### What is needed
In the listing below, locate the lines that hold "name" and copy them.

### Records for processing
•••••

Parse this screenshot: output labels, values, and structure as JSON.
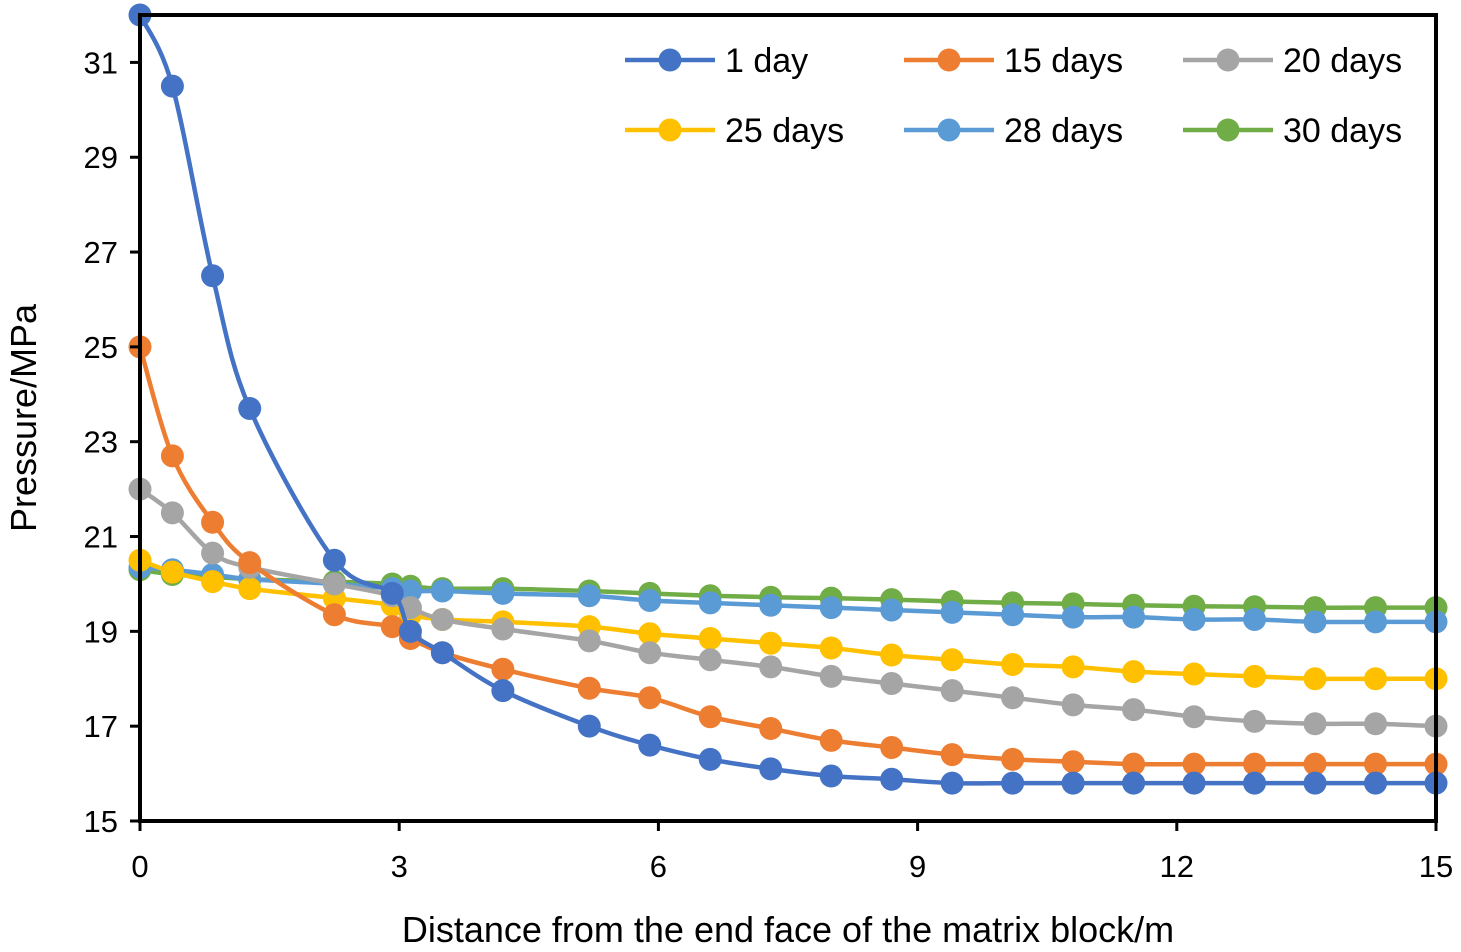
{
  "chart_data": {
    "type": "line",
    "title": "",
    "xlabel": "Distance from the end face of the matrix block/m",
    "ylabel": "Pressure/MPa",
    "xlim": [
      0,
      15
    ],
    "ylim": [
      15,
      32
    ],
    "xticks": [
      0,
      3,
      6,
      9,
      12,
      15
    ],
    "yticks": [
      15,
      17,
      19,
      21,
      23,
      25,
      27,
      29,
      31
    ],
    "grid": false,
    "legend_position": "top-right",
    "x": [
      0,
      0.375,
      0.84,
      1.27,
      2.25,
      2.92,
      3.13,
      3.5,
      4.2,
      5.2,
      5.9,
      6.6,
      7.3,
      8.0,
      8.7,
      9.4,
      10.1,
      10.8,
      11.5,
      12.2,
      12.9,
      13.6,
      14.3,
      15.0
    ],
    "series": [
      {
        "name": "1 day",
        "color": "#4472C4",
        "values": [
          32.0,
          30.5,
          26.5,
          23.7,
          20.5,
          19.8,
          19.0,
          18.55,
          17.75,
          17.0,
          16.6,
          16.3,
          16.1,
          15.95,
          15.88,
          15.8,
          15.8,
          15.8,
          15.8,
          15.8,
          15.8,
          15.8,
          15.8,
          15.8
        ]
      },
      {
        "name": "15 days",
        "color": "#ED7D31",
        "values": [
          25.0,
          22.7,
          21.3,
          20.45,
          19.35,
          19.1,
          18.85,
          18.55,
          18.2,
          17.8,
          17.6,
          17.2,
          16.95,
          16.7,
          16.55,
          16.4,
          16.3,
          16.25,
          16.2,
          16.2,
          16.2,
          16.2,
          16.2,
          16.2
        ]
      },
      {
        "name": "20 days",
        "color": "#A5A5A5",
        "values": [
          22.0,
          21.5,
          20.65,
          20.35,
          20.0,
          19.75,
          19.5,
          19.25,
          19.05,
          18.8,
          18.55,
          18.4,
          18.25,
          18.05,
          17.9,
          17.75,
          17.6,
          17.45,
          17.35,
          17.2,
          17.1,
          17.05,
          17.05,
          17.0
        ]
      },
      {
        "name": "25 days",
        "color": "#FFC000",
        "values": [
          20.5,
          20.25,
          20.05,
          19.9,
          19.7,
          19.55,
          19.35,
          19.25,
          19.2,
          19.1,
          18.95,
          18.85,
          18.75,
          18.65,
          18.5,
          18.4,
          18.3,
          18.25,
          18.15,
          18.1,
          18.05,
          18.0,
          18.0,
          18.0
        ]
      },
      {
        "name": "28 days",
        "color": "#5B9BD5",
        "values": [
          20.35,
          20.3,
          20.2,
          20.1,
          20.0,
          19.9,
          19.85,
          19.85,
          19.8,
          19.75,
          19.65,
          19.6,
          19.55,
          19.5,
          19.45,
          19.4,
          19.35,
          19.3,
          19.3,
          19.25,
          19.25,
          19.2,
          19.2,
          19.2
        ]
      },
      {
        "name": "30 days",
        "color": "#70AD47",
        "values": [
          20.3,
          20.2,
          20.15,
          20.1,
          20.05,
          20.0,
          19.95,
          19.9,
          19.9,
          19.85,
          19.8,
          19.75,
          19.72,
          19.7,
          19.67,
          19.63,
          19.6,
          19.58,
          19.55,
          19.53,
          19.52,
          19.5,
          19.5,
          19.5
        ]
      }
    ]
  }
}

•••••

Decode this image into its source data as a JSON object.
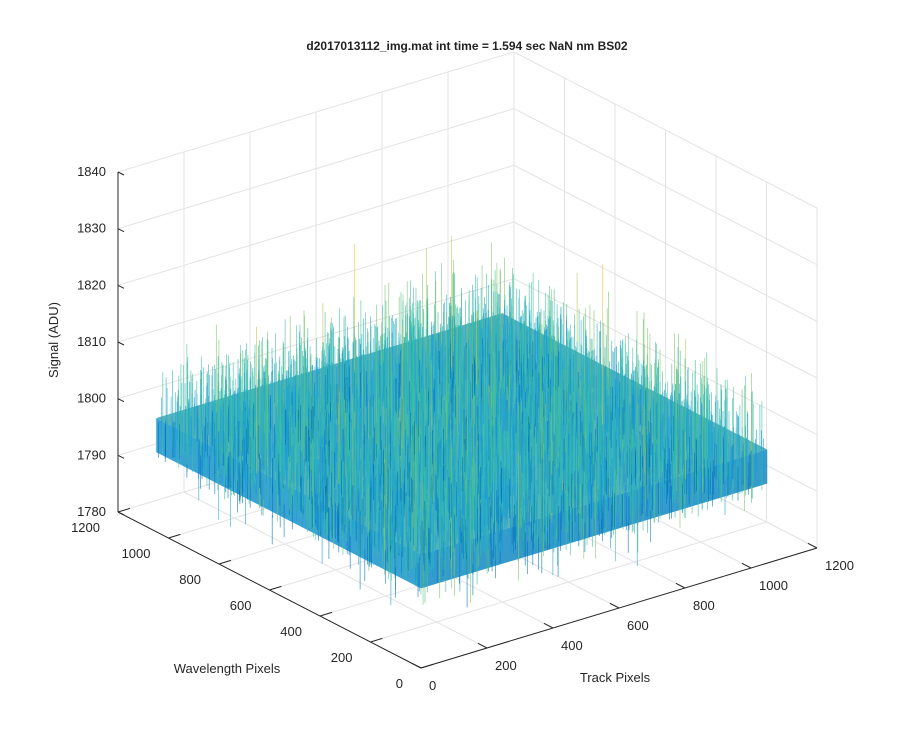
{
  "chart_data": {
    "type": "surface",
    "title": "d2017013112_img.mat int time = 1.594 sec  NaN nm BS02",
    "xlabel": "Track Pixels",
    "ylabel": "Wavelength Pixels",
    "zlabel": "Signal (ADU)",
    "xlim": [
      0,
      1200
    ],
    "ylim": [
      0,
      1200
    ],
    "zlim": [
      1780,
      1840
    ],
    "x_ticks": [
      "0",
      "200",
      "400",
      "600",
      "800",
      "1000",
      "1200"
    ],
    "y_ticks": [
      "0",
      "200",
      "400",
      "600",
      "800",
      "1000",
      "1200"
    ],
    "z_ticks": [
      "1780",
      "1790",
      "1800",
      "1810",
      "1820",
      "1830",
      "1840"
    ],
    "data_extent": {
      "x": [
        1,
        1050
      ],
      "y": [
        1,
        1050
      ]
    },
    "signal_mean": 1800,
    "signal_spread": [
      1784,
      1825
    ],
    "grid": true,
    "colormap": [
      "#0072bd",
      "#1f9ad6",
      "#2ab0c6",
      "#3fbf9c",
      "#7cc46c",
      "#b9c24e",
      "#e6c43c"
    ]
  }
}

•••••

### Reply to the task
        "name": "1 day",
        "name": "15 days",
        "name": "20 days",
        "name": "25 days",
        "name": "28 days",
        "name": "30 days",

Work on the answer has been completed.